----- INPUT MATERIAL -----

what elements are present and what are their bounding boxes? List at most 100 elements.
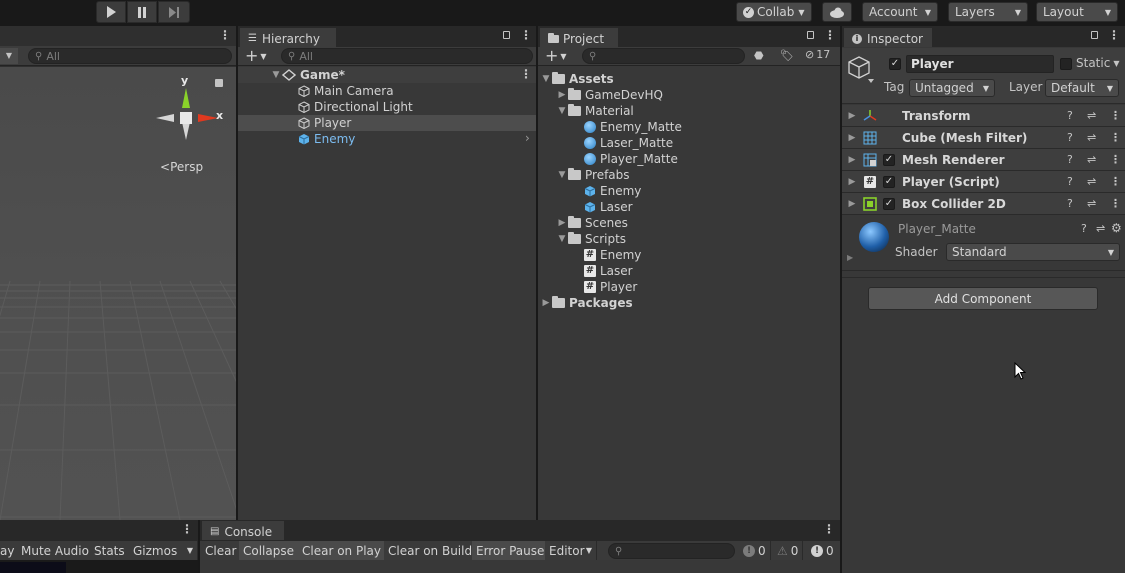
collapse-arrow-icon[interactable]: ▶ — [846, 111, 858, 121]
pause-button[interactable] — [127, 1, 157, 23]
active-checkbox[interactable]: ✓ — [889, 58, 901, 70]
project-asset[interactable]: Enemy_Matte — [584, 119, 682, 135]
lock-icon[interactable] — [1091, 31, 1098, 39]
project-folder[interactable]: ▼ Scripts — [556, 231, 626, 247]
console-search-input[interactable]: ⚲ — [608, 543, 735, 559]
expand-arrow-icon[interactable]: ▼ — [556, 170, 568, 180]
shader-dropdown[interactable]: Standard ▼ — [946, 243, 1120, 261]
collapse-arrow-icon[interactable]: ▶ — [556, 218, 568, 228]
gear-icon[interactable]: ⚙ — [1111, 221, 1122, 235]
project-asset[interactable]: Laser — [584, 199, 633, 215]
component-menu-icon[interactable]: ⋮ — [1110, 153, 1121, 166]
hidden-packages-toggle[interactable]: ⊘ 17 — [805, 48, 830, 61]
component-menu-icon[interactable]: ⋮ — [1110, 197, 1121, 210]
project-folder[interactable]: ▶ GameDevHQ — [556, 87, 663, 103]
create-button[interactable]: + ▼ — [545, 47, 567, 66]
expand-arrow-icon[interactable]: ▼ — [556, 234, 568, 244]
gameobject-large-icon[interactable] — [848, 55, 874, 85]
component-script[interactable]: ▶ # ✓ Player (Script) ? ⇌ ⋮ — [842, 171, 1125, 193]
expand-arrow-icon[interactable]: ▼ — [556, 106, 568, 116]
layer-dropdown[interactable]: Default ▼ — [1045, 79, 1119, 97]
hierarchy-item[interactable]: Main Camera — [298, 83, 394, 99]
collapse-arrow-icon[interactable]: ▶ — [846, 177, 858, 187]
project-search-input[interactable]: ⚲ — [582, 48, 745, 64]
preset-icon[interactable]: ⇌ — [1087, 175, 1096, 188]
project-asset[interactable]: Laser_Matte — [584, 135, 673, 151]
project-folder[interactable]: ▼ Material — [556, 103, 634, 119]
chevron-right-icon[interactable]: › — [525, 131, 530, 145]
hierarchy-search-input[interactable]: ⚲ All — [281, 48, 533, 64]
hierarchy-item[interactable]: Player — [298, 115, 351, 131]
console-log-area[interactable] — [200, 560, 840, 573]
project-asset[interactable]: Enemy — [584, 183, 641, 199]
project-folder-assets[interactable]: ▼ Assets — [540, 71, 614, 87]
component-mesh-renderer[interactable]: ▶ ✓ Mesh Renderer ? ⇌ ⋮ — [842, 149, 1125, 171]
editor-dropdown[interactable]: Editor ▼ — [545, 541, 597, 560]
collapse-arrow-icon[interactable]: ▶ — [847, 253, 853, 262]
help-icon[interactable]: ? — [1067, 153, 1073, 166]
project-menu-icon[interactable]: ⋮ — [824, 28, 836, 42]
game-panel-menu-icon[interactable]: ⋮ — [181, 522, 193, 536]
lock-icon[interactable] — [215, 79, 223, 87]
collapse-arrow-icon[interactable]: ▶ — [846, 133, 858, 143]
add-component-button[interactable]: Add Component — [868, 287, 1098, 310]
enabled-checkbox[interactable]: ✓ — [883, 154, 895, 166]
gizmos-dropdown[interactable]: Gizmos ▼ — [129, 541, 198, 560]
tab-inspector[interactable]: i Inspector — [844, 28, 932, 47]
create-button[interactable]: + ▼ — [245, 47, 267, 66]
hierarchy-item[interactable]: Directional Light — [298, 99, 413, 115]
error-count-toggle[interactable]: ! 0 — [807, 541, 838, 560]
scene-menu-icon[interactable]: ⋮ — [219, 28, 231, 42]
help-icon[interactable]: ? — [1081, 222, 1087, 235]
lock-icon[interactable] — [503, 31, 510, 39]
expand-arrow-icon[interactable]: ▼ — [540, 74, 552, 84]
collab-button[interactable]: ✓ Collab ▼ — [736, 2, 812, 22]
persp-label[interactable]: <Persp — [160, 160, 203, 174]
warning-count-toggle[interactable]: ⚠ 0 — [773, 541, 804, 560]
help-icon[interactable]: ? — [1067, 197, 1073, 210]
tab-hierarchy[interactable]: ☰ Hierarchy — [240, 28, 336, 47]
collapse-toggle[interactable]: Collapse — [239, 541, 299, 560]
preset-icon[interactable]: ⇌ — [1087, 131, 1096, 144]
hierarchy-menu-icon[interactable]: ⋮ — [520, 28, 532, 42]
play-button[interactable] — [96, 1, 126, 23]
collapse-arrow-icon[interactable]: ▶ — [540, 298, 552, 308]
tab-console[interactable]: ▤ Console — [202, 521, 284, 540]
static-label[interactable]: Static ▼ — [1076, 56, 1119, 70]
enabled-checkbox[interactable]: ✓ — [883, 176, 895, 188]
project-asset[interactable]: Player_Matte — [584, 151, 678, 167]
component-menu-icon[interactable]: ⋮ — [1110, 175, 1121, 188]
account-dropdown[interactable]: Account ▼ — [862, 2, 938, 22]
inspector-menu-icon[interactable]: ⋮ — [1108, 28, 1120, 42]
tab-project[interactable]: Project — [540, 28, 618, 47]
layout-dropdown[interactable]: Layout ▼ — [1036, 2, 1118, 22]
preset-icon[interactable]: ⇌ — [1087, 197, 1096, 210]
collapse-arrow-icon[interactable]: ▶ — [846, 155, 858, 165]
layers-dropdown[interactable]: Layers ▼ — [948, 2, 1028, 22]
help-icon[interactable]: ? — [1067, 131, 1073, 144]
dropdown-arrow-icon[interactable]: ▼ — [0, 48, 18, 64]
collapse-arrow-icon[interactable]: ▶ — [556, 90, 568, 100]
log-count-toggle[interactable]: ! 0 — [739, 541, 771, 560]
expand-arrow-icon[interactable]: ▼ — [270, 70, 282, 80]
component-menu-icon[interactable]: ⋮ — [1110, 131, 1121, 144]
project-folder-packages[interactable]: ▶ Packages — [540, 295, 633, 311]
static-checkbox[interactable] — [1060, 58, 1072, 70]
error-pause-toggle[interactable]: Error Pause — [472, 541, 550, 560]
project-folder[interactable]: ▼ Prefabs — [556, 167, 630, 183]
preset-icon[interactable]: ⇌ — [1087, 109, 1096, 122]
tag-dropdown[interactable]: Untagged ▼ — [909, 79, 995, 97]
mute-audio-toggle[interactable]: Mute Audio — [17, 541, 94, 560]
clear-on-build-toggle[interactable]: Clear on Build — [384, 541, 478, 560]
cloud-button[interactable] — [822, 2, 852, 22]
component-mesh-filter[interactable]: ▶ Cube (Mesh Filter) ? ⇌ ⋮ — [842, 127, 1125, 149]
component-transform[interactable]: ▶ Transform ? ⇌ ⋮ — [842, 105, 1125, 127]
project-asset[interactable]: # Enemy — [584, 247, 641, 263]
enabled-checkbox[interactable]: ✓ — [883, 198, 895, 210]
project-asset[interactable]: # Laser — [584, 263, 633, 279]
help-icon[interactable]: ? — [1067, 175, 1073, 188]
object-name-field[interactable]: Player — [906, 55, 1054, 73]
help-icon[interactable]: ? — [1067, 109, 1073, 122]
preset-icon[interactable]: ⇌ — [1087, 153, 1096, 166]
clear-button[interactable]: Clear — [201, 541, 242, 560]
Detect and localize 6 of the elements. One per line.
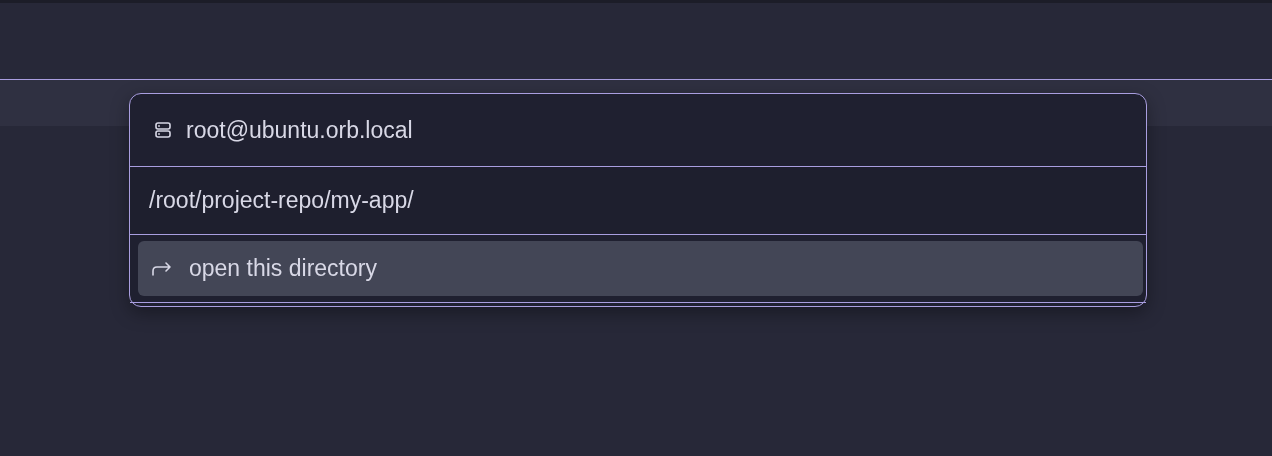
host-label: root@ubuntu.orb.local <box>186 116 413 144</box>
redirect-arrow-icon <box>151 260 173 277</box>
path-field[interactable]: /root/project-repo/my-app/ <box>130 167 1146 235</box>
server-icon <box>154 121 172 139</box>
path-input[interactable]: /root/project-repo/my-app/ <box>130 187 1146 214</box>
menu-item[interactable]: open this directory <box>138 241 1143 296</box>
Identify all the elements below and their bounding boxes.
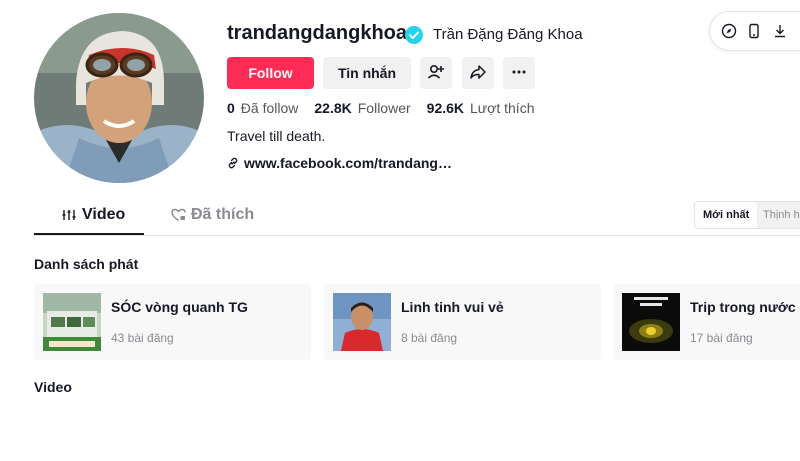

-----

__EXERCISE AIM__.
Reproduce each line of the entries above word for word, leaving out the pictures.

__ANSWER TO THE EXERCISE__.
what elements are present and what are their bounding boxes? List at most 100 elements.
collapse-arrow-icon[interactable]: ▶ — [846, 111, 858, 121]
pause-button[interactable] — [127, 1, 157, 23]
active-checkbox[interactable]: ✓ — [889, 58, 901, 70]
project-asset[interactable]: Enemy_Matte — [584, 119, 682, 135]
lock-icon[interactable] — [1091, 31, 1098, 39]
project-folder[interactable]: ▼ Scripts — [556, 231, 626, 247]
console-search-input[interactable]: ⚲ — [608, 543, 735, 559]
expand-arrow-icon[interactable]: ▼ — [556, 170, 568, 180]
shader-dropdown[interactable]: Standard ▼ — [946, 243, 1120, 261]
collapse-arrow-icon[interactable]: ▶ — [556, 218, 568, 228]
gear-icon[interactable]: ⚙ — [1111, 221, 1122, 235]
project-asset[interactable]: Laser — [584, 199, 633, 215]
component-menu-icon[interactable]: ⋮ — [1110, 153, 1121, 166]
hidden-packages-toggle[interactable]: ⊘ 17 — [805, 48, 830, 61]
component-menu-icon[interactable]: ⋮ — [1110, 197, 1121, 210]
project-folder[interactable]: ▶ GameDevHQ — [556, 87, 663, 103]
create-button[interactable]: + ▼ — [545, 47, 567, 66]
expand-arrow-icon[interactable]: ▼ — [556, 234, 568, 244]
gameobject-large-icon[interactable] — [848, 55, 874, 85]
component-script[interactable]: ▶ # ✓ Player (Script) ? ⇌ ⋮ — [842, 171, 1125, 193]
expand-arrow-icon[interactable]: ▼ — [556, 106, 568, 116]
layer-dropdown[interactable]: Default ▼ — [1045, 79, 1119, 97]
hierarchy-item[interactable]: Main Camera — [298, 83, 394, 99]
collapse-arrow-icon[interactable]: ▶ — [846, 177, 858, 187]
project-search-input[interactable]: ⚲ — [582, 48, 745, 64]
preset-icon[interactable]: ⇌ — [1087, 175, 1096, 188]
project-asset[interactable]: Laser_Matte — [584, 135, 673, 151]
project-folder[interactable]: ▼ Material — [556, 103, 634, 119]
chevron-right-icon[interactable]: › — [525, 131, 530, 145]
hierarchy-search-input[interactable]: ⚲ All — [281, 48, 533, 64]
hierarchy-item[interactable]: Player — [298, 115, 351, 131]
console-log-area[interactable] — [200, 560, 840, 573]
project-asset[interactable]: Enemy — [584, 183, 641, 199]
project-folder-assets[interactable]: ▼ Assets — [540, 71, 614, 87]
component-mesh-renderer[interactable]: ▶ ✓ Mesh Renderer ? ⇌ ⋮ — [842, 149, 1125, 171]
editor-dropdown[interactable]: Editor ▼ — [545, 541, 597, 560]
collapse-arrow-icon[interactable]: ▶ — [847, 253, 853, 262]
help-icon[interactable]: ? — [1067, 153, 1073, 166]
project-menu-icon[interactable]: ⋮ — [824, 28, 836, 42]
game-panel-menu-icon[interactable]: ⋮ — [181, 522, 193, 536]
lock-icon[interactable] — [215, 79, 223, 87]
collapse-arrow-icon[interactable]: ▶ — [846, 133, 858, 143]
add-component-button[interactable]: Add Component — [868, 287, 1098, 310]
enabled-checkbox[interactable]: ✓ — [883, 154, 895, 166]
gizmos-dropdown[interactable]: Gizmos ▼ — [129, 541, 198, 560]
tab-inspector[interactable]: i Inspector — [844, 28, 932, 47]
create-button[interactable]: + ▼ — [245, 47, 267, 66]
hierarchy-item[interactable]: Directional Light — [298, 99, 413, 115]
error-count-toggle[interactable]: ! 0 — [807, 541, 838, 560]
scene-menu-icon[interactable]: ⋮ — [219, 28, 231, 42]
help-icon[interactable]: ? — [1081, 222, 1087, 235]
lock-icon[interactable] — [503, 31, 510, 39]
expand-arrow-icon[interactable]: ▼ — [540, 74, 552, 84]
collab-button[interactable]: ✓ Collab ▼ — [736, 2, 812, 22]
persp-label[interactable]: <Persp — [160, 160, 203, 174]
warning-count-toggle[interactable]: ⚠ 0 — [773, 541, 804, 560]
help-icon[interactable]: ? — [1067, 197, 1073, 210]
tab-hierarchy[interactable]: ☰ Hierarchy — [240, 28, 336, 47]
collapse-toggle[interactable]: Collapse — [239, 541, 299, 560]
preset-icon[interactable]: ⇌ — [1087, 131, 1096, 144]
hierarchy-menu-icon[interactable]: ⋮ — [520, 28, 532, 42]
play-button[interactable] — [96, 1, 126, 23]
collapse-arrow-icon[interactable]: ▶ — [540, 298, 552, 308]
tab-console[interactable]: ▤ Console — [202, 521, 284, 540]
static-label[interactable]: Static ▼ — [1076, 56, 1119, 70]
enabled-checkbox[interactable]: ✓ — [883, 176, 895, 188]
project-asset[interactable]: Player_Matte — [584, 151, 678, 167]
component-menu-icon[interactable]: ⋮ — [1110, 175, 1121, 188]
account-dropdown[interactable]: Account ▼ — [862, 2, 938, 22]
inspector-menu-icon[interactable]: ⋮ — [1108, 28, 1120, 42]
tab-project[interactable]: Project — [540, 28, 618, 47]
layout-dropdown[interactable]: Layout ▼ — [1036, 2, 1118, 22]
preset-icon[interactable]: ⇌ — [1087, 197, 1096, 210]
collapse-arrow-icon[interactable]: ▶ — [846, 155, 858, 165]
layers-dropdown[interactable]: Layers ▼ — [948, 2, 1028, 22]
help-icon[interactable]: ? — [1067, 131, 1073, 144]
dropdown-arrow-icon[interactable]: ▼ — [0, 48, 18, 64]
collapse-arrow-icon[interactable]: ▶ — [556, 90, 568, 100]
log-count-toggle[interactable]: ! 0 — [739, 541, 771, 560]
expand-arrow-icon[interactable]: ▼ — [270, 70, 282, 80]
component-menu-icon[interactable]: ⋮ — [1110, 131, 1121, 144]
project-folder-packages[interactable]: ▶ Packages — [540, 295, 633, 311]
static-checkbox[interactable] — [1060, 58, 1072, 70]
error-pause-toggle[interactable]: Error Pause — [472, 541, 550, 560]
project-folder[interactable]: ▼ Prefabs — [556, 167, 630, 183]
preset-icon[interactable]: ⇌ — [1087, 109, 1096, 122]
tag-dropdown[interactable]: Untagged ▼ — [909, 79, 995, 97]
mute-audio-toggle[interactable]: Mute Audio — [17, 541, 94, 560]
clear-on-build-toggle[interactable]: Clear on Build — [384, 541, 478, 560]
cloud-button[interactable] — [822, 2, 852, 22]
component-mesh-filter[interactable]: ▶ Cube (Mesh Filter) ? ⇌ ⋮ — [842, 127, 1125, 149]
component-transform[interactable]: ▶ Transform ? ⇌ ⋮ — [842, 105, 1125, 127]
project-asset[interactable]: # Enemy — [584, 247, 641, 263]
enabled-checkbox[interactable]: ✓ — [883, 198, 895, 210]
project-asset[interactable]: # Laser — [584, 263, 633, 279]
help-icon[interactable]: ? — [1067, 175, 1073, 188]
object-name-field[interactable]: Player — [906, 55, 1054, 73]
help-icon[interactable]: ? — [1067, 109, 1073, 122]
preset-icon[interactable]: ⇌ — [1087, 153, 1096, 166]
clear-button[interactable]: Clear — [201, 541, 242, 560]
Detect and localize 6 of the elements. One per line.
host-label: root@ubuntu.orb.local <box>186 116 413 144</box>
redirect-arrow-icon <box>151 260 173 277</box>
path-field[interactable]: /root/project-repo/my-app/ <box>130 167 1146 235</box>
server-icon <box>154 121 172 139</box>
path-input[interactable]: /root/project-repo/my-app/ <box>130 187 1146 214</box>
menu-item[interactable]: open this directory <box>138 241 1143 296</box>
Identify all the elements below and their bounding boxes.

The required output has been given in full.